Quote the records that follow in full, leaving the pictures out.

╔══

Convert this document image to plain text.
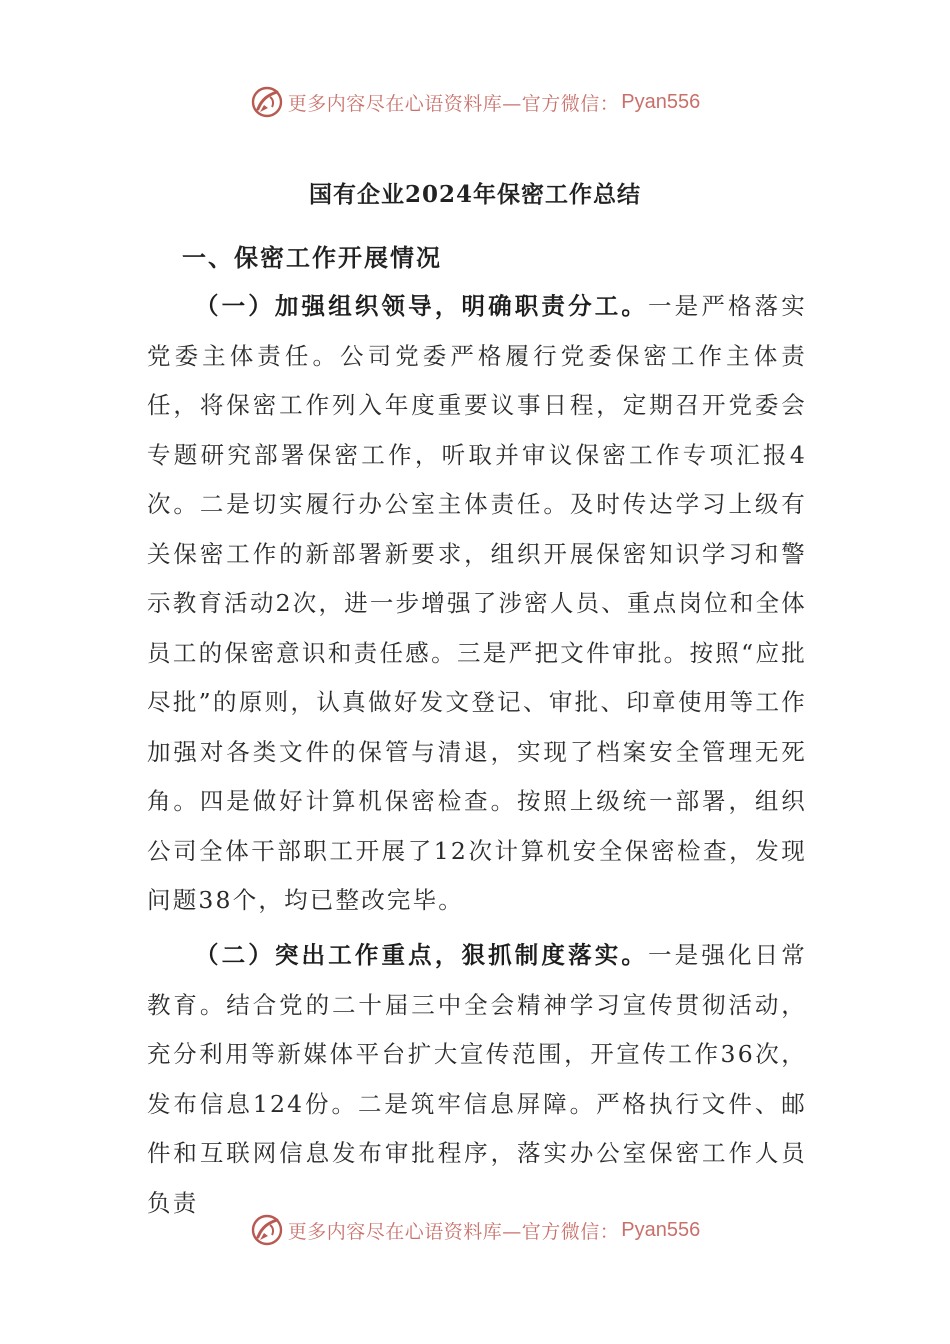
更多内容尽在心语资料库—官方微信： Pyan556
国有企业2024年保密工作总结
一、保密工作开展情况

（一）加强组织领导，明确职责分工。一是严格落实党委主体责任。公司党委严格履行党委保密工作主体责任，将保密工作列入年度重要议事日程，定期召开党委会专题研究部署保密工作，听取并审议保密工作专项汇报4次。二是切实履行办公室主体责任。及时传达学习上级有关保密工作的新部署新要求，组织开展保密知识学习和警示教育活动2次，进一步增强了涉密人员、重点岗位和全体员工的保密意识和责任感。三是严把文件审批。按照“应批尽批”的原则，认真做好发文登记、审批、印章使用等工作加强对各类文件的保管与清退，实现了档案安全管理无死角。四是做好计算机保密检查。按照上级统一部署，组织公司全体干部职工开展了12次计算机安全保密检查，发现问题38个，均已整改完毕。

（二）突出工作重点，狠抓制度落实。一是强化日常教育。结合党的二十届三中全会精神学习宣传贯彻活动，充分利用等新媒体平台扩大宣传范围，开宣传工作36次，发布信息124份。二是筑牢信息屏障。严格执行文件、邮件和互联网信息发布审批程序，落实办公室保密工作人员负责

更多内容尽在心语资料库—官方微信： Pyan556
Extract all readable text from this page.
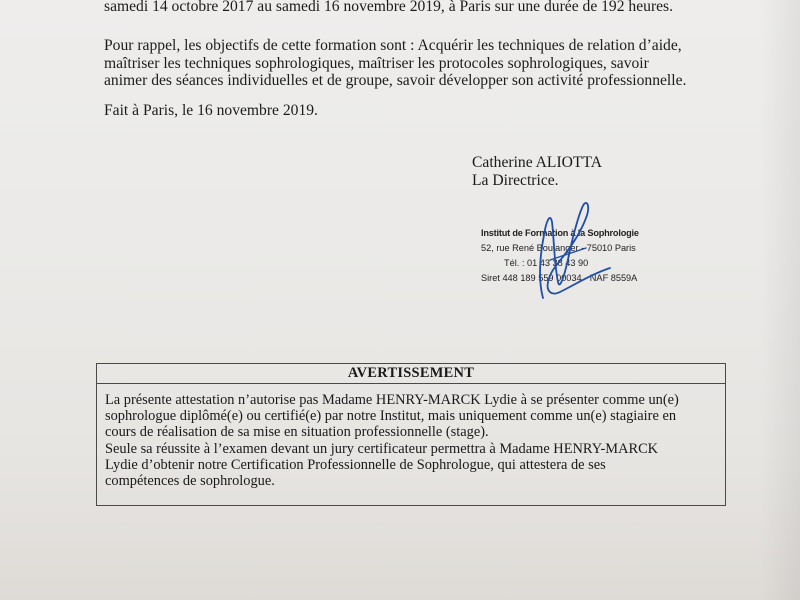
samedi 14 octobre 2017 au samedi 16 novembre 2019, à Paris sur une durée de 192 heures.
Pour rappel, les objectifs de cette formation sont : Acquérir les techniques de relation d’aide,
maîtriser les techniques sophrologiques, maîtriser les protocoles sophrologiques, savoir
animer des séances individuelles et de groupe, savoir développer son activité professionnelle.
Fait à Paris, le 16 novembre 2019.
Catherine ALIOTTA
La Directrice.
Institut de Formation à la Sophrologie
52, rue René Boulanger - 75010 Paris
Tél. : 01 43 38 43 90
Siret 448 189 559 00034 - NAF 8559A
AVERTISSEMENT
La présente attestation n’autorise pas Madame HENRY-MARCK Lydie à se présenter comme un(e)
sophrologue diplômé(e) ou certifié(e) par notre Institut, mais uniquement comme un(e) stagiaire en
cours de réalisation de sa mise en situation professionnelle (stage).
Seule sa réussite à l’examen devant un jury certificateur permettra à Madame HENRY-MARCK
Lydie d’obtenir notre Certification Professionnelle de Sophrologue, qui attestera de ses
compétences de sophrologue.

╚══

#### Answer to this task:
Convert this document image to plain text.
更多内容尽在心语资料库—官方微信： Pyan556
国有企业2024年保密工作总结
一、保密工作开展情况

（一）加强组织领导，明确职责分工。一是严格落实党委主体责任。公司党委严格履行党委保密工作主体责任，将保密工作列入年度重要议事日程，定期召开党委会专题研究部署保密工作，听取并审议保密工作专项汇报4次。二是切实履行办公室主体责任。及时传达学习上级有关保密工作的新部署新要求，组织开展保密知识学习和警示教育活动2次，进一步增强了涉密人员、重点岗位和全体员工的保密意识和责任感。三是严把文件审批。按照“应批尽批”的原则，认真做好发文登记、审批、印章使用等工作加强对各类文件的保管与清退，实现了档案安全管理无死角。四是做好计算机保密检查。按照上级统一部署，组织公司全体干部职工开展了12次计算机安全保密检查，发现问题38个，均已整改完毕。

（二）突出工作重点，狠抓制度落实。一是强化日常教育。结合党的二十届三中全会精神学习宣传贯彻活动，充分利用等新媒体平台扩大宣传范围，开宣传工作36次，发布信息124份。二是筑牢信息屏障。严格执行文件、邮件和互联网信息发布审批程序，落实办公室保密工作人员负责

更多内容尽在心语资料库—官方微信： Pyan556
Extract all readable text from this page.
samedi 14 octobre 2017 au samedi 16 novembre 2019, à Paris sur une durée de 192 heures.
Pour rappel, les objectifs de cette formation sont : Acquérir les techniques de relation d’aide,
maîtriser les techniques sophrologiques, maîtriser les protocoles sophrologiques, savoir
animer des séances individuelles et de groupe, savoir développer son activité professionnelle.
Fait à Paris, le 16 novembre 2019.
Catherine ALIOTTA
La Directrice.
Institut de Formation à la Sophrologie
52, rue René Boulanger - 75010 Paris
Tél. : 01 43 38 43 90
Siret 448 189 559 00034 - NAF 8559A
AVERTISSEMENT
La présente attestation n’autorise pas Madame HENRY-MARCK Lydie à se présenter comme un(e)
sophrologue diplômé(e) ou certifié(e) par notre Institut, mais uniquement comme un(e) stagiaire en
cours de réalisation de sa mise en situation professionnelle (stage).
Seule sa réussite à l’examen devant un jury certificateur permettra à Madame HENRY-MARCK
Lydie d’obtenir notre Certification Professionnelle de Sophrologue, qui attestera de ses
compétences de sophrologue.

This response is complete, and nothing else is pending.